**WORK TO COMPLETE:** How many lines of these entries hold the string "that"? Answer with the number alone.

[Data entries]

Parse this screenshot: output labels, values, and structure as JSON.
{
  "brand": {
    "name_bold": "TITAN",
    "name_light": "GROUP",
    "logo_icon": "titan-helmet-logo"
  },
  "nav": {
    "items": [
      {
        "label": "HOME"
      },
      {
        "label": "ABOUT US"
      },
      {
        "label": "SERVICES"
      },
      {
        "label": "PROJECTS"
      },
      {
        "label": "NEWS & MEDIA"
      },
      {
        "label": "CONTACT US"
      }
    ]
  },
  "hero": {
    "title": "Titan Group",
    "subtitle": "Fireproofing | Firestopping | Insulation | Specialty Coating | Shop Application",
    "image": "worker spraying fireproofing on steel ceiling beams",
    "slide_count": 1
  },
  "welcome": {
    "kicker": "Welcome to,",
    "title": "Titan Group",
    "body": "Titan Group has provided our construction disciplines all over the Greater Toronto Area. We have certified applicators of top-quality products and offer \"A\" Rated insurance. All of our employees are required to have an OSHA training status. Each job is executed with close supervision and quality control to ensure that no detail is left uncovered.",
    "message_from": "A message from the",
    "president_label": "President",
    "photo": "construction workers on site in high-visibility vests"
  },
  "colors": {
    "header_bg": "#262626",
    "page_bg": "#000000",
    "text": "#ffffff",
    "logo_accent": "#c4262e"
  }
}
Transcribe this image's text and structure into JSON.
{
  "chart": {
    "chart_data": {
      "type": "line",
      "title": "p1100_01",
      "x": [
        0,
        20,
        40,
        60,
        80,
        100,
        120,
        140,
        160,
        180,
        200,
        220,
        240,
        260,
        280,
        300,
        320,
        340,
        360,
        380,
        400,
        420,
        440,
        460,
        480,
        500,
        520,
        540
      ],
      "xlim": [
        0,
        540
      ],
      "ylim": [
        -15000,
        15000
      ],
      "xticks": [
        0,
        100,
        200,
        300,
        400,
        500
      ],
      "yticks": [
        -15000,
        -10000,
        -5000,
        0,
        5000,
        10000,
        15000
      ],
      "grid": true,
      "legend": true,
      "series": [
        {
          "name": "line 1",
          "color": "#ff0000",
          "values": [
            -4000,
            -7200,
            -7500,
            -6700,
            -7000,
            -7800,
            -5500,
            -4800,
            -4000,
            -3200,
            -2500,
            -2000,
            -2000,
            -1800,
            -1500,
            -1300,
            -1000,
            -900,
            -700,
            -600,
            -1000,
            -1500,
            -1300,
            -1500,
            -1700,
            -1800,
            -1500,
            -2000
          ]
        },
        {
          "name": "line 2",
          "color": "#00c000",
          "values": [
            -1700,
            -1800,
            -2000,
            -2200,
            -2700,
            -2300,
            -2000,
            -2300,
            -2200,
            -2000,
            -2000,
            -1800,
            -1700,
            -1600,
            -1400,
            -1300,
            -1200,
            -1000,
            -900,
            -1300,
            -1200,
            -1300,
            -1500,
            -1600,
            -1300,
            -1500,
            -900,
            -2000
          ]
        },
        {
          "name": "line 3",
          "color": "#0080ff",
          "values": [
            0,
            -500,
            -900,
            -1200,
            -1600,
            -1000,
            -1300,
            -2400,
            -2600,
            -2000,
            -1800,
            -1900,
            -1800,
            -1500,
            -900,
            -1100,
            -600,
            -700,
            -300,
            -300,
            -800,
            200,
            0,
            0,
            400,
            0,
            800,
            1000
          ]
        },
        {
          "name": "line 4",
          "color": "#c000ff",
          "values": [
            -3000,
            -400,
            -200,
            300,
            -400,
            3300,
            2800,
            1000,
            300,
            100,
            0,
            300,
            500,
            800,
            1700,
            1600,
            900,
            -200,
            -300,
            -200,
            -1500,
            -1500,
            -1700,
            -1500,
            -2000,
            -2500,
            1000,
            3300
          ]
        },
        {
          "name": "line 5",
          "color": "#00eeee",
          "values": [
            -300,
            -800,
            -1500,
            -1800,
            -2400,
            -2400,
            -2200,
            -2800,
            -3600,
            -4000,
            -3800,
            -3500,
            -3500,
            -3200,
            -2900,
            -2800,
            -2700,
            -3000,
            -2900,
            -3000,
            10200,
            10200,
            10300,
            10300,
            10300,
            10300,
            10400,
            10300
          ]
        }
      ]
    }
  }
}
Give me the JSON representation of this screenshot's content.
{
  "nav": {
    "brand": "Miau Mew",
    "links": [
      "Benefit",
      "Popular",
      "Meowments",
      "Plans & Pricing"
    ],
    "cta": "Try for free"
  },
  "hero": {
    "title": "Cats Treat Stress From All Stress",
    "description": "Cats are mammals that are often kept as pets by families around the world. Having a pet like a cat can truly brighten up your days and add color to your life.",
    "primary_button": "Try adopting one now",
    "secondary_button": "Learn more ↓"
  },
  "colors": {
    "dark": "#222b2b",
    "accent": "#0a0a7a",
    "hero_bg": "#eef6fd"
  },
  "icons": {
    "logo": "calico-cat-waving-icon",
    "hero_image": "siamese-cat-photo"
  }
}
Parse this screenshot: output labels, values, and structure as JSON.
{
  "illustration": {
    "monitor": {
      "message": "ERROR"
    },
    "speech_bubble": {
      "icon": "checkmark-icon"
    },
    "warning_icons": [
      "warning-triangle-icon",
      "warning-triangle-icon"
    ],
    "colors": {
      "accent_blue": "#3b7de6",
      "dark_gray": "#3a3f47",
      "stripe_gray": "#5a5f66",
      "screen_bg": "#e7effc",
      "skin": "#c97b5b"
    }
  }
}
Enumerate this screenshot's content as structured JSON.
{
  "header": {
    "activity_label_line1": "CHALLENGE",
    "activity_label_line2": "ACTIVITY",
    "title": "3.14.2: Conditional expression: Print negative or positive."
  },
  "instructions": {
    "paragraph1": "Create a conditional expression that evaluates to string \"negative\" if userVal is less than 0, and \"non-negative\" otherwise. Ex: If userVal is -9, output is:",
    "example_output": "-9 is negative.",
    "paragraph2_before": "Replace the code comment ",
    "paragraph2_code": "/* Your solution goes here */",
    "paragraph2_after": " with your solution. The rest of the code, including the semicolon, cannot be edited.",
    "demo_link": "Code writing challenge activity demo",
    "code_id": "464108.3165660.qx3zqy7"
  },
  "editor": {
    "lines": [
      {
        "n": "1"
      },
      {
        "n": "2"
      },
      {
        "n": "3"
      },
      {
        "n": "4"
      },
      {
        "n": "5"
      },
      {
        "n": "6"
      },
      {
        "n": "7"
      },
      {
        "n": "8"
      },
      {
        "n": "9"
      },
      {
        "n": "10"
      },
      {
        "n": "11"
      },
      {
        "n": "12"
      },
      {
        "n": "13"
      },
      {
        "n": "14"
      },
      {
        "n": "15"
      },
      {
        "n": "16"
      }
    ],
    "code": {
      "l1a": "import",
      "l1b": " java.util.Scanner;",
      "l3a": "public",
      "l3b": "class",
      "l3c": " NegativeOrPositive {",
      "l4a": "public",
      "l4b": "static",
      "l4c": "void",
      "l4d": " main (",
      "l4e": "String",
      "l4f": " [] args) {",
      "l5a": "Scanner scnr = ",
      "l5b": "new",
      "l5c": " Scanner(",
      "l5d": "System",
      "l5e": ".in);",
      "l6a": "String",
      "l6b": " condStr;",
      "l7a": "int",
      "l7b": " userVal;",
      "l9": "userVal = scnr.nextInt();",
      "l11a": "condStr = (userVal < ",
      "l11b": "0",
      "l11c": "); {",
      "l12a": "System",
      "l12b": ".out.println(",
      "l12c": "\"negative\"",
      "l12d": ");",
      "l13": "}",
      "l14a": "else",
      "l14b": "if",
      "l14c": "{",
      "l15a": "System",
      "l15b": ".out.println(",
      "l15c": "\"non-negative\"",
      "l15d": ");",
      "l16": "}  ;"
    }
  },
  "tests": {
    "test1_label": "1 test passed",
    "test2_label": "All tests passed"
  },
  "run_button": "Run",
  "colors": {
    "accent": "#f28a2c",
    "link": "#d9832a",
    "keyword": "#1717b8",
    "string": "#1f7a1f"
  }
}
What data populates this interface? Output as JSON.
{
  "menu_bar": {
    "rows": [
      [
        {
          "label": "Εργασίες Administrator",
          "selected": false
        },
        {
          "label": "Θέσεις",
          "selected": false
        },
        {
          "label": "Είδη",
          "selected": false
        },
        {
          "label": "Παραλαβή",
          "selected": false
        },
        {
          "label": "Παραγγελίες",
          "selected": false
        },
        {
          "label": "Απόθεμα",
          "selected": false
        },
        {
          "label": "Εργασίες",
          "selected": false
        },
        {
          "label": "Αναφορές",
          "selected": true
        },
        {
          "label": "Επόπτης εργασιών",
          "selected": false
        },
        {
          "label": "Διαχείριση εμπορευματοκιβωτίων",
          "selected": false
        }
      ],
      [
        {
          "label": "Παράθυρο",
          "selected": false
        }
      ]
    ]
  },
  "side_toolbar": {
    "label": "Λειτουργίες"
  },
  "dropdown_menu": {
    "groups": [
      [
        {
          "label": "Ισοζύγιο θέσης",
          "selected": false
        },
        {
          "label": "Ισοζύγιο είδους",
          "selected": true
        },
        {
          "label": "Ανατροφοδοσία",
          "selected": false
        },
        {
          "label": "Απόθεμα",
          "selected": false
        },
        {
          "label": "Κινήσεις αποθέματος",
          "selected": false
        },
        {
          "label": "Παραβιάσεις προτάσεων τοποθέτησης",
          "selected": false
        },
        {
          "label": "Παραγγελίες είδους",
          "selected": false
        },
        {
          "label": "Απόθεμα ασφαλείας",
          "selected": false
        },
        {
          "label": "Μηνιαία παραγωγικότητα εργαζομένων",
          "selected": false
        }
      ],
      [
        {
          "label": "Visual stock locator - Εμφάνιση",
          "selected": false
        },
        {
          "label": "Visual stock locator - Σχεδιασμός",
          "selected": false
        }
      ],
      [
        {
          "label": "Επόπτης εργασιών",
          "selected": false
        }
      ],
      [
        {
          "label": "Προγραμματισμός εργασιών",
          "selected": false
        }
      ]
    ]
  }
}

**TASK RESULT:** 3